Objective:
Locate the lines where "يكون" occurs and copy them as they stand.

Data shown:
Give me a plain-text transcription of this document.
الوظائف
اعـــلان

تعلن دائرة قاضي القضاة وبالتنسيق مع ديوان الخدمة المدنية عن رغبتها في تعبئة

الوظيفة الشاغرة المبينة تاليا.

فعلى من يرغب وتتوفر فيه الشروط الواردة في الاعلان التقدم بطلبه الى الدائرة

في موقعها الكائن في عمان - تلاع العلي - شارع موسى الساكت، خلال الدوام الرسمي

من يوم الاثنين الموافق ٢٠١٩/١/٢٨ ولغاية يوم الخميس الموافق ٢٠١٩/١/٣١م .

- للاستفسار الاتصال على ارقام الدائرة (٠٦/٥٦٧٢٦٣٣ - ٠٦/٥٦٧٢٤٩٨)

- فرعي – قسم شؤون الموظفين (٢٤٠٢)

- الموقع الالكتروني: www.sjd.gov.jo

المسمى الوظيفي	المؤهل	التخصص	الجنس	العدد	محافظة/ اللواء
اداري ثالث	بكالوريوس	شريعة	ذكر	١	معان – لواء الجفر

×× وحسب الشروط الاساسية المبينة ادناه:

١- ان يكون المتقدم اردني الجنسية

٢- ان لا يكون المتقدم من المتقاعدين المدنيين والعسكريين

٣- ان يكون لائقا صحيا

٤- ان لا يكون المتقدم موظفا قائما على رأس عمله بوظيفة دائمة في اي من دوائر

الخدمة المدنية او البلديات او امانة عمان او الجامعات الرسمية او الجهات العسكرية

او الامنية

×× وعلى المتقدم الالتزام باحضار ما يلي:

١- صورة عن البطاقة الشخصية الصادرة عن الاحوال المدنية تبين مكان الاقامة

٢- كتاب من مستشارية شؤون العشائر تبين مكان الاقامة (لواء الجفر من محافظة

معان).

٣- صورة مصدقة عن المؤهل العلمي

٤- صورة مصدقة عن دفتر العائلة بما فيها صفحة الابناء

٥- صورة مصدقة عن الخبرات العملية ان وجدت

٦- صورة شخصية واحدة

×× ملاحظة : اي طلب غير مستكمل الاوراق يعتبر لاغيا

Written solution:
١- ان يكون المتقدم اردني الجنسية
٢- ان لا يكون المتقدم من المتقاعدين المدنيين والعسكريين
٣- ان يكون لائقا صحيا
٤- ان لا يكون المتقدم موظفا قائما على رأس عمله بوظيفة دائمة في اي من دوائر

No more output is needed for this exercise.